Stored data

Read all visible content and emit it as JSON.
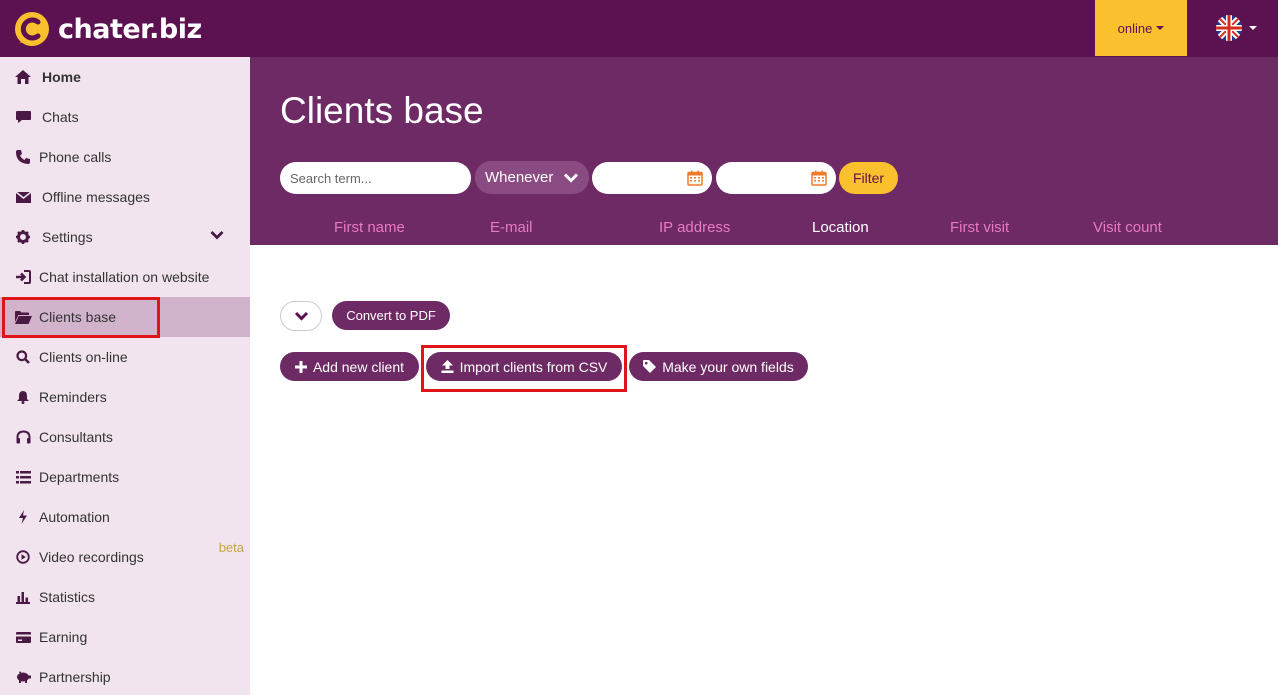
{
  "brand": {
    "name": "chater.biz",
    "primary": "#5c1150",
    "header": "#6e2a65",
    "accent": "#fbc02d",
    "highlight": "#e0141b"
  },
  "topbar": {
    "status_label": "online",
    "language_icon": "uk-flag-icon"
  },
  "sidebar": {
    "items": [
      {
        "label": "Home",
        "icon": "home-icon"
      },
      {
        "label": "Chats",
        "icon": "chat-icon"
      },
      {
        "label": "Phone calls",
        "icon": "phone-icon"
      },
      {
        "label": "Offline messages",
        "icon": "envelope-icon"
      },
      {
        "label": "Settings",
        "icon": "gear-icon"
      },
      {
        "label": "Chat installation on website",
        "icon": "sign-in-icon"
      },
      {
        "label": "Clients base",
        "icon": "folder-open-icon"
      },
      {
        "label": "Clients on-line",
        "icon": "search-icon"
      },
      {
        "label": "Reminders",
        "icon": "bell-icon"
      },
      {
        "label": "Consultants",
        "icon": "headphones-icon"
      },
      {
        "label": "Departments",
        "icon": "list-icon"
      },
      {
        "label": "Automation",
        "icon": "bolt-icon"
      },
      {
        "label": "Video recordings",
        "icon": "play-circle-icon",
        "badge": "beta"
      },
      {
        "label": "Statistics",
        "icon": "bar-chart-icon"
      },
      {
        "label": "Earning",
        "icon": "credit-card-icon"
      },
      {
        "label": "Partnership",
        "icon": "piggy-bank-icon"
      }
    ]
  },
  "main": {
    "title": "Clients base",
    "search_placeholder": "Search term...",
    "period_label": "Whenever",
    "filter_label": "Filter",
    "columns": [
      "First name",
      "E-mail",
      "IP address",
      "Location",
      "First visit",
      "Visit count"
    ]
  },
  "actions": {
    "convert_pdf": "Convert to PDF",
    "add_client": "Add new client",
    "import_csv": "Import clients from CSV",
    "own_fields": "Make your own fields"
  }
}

Problem to work on
Without including any pictures, print each record exactly.

Exercise result
Read all visible content and emit it as JSON.
{
  "brand": {
    "name": "chater.biz",
    "primary": "#5c1150",
    "header": "#6e2a65",
    "accent": "#fbc02d",
    "highlight": "#e0141b"
  },
  "topbar": {
    "status_label": "online",
    "language_icon": "uk-flag-icon"
  },
  "sidebar": {
    "items": [
      {
        "label": "Home",
        "icon": "home-icon"
      },
      {
        "label": "Chats",
        "icon": "chat-icon"
      },
      {
        "label": "Phone calls",
        "icon": "phone-icon"
      },
      {
        "label": "Offline messages",
        "icon": "envelope-icon"
      },
      {
        "label": "Settings",
        "icon": "gear-icon"
      },
      {
        "label": "Chat installation on website",
        "icon": "sign-in-icon"
      },
      {
        "label": "Clients base",
        "icon": "folder-open-icon"
      },
      {
        "label": "Clients on-line",
        "icon": "search-icon"
      },
      {
        "label": "Reminders",
        "icon": "bell-icon"
      },
      {
        "label": "Consultants",
        "icon": "headphones-icon"
      },
      {
        "label": "Departments",
        "icon": "list-icon"
      },
      {
        "label": "Automation",
        "icon": "bolt-icon"
      },
      {
        "label": "Video recordings",
        "icon": "play-circle-icon",
        "badge": "beta"
      },
      {
        "label": "Statistics",
        "icon": "bar-chart-icon"
      },
      {
        "label": "Earning",
        "icon": "credit-card-icon"
      },
      {
        "label": "Partnership",
        "icon": "piggy-bank-icon"
      }
    ]
  },
  "main": {
    "title": "Clients base",
    "search_placeholder": "Search term...",
    "period_label": "Whenever",
    "filter_label": "Filter",
    "columns": [
      "First name",
      "E-mail",
      "IP address",
      "Location",
      "First visit",
      "Visit count"
    ]
  },
  "actions": {
    "convert_pdf": "Convert to PDF",
    "add_client": "Add new client",
    "import_csv": "Import clients from CSV",
    "own_fields": "Make your own fields"
  }
}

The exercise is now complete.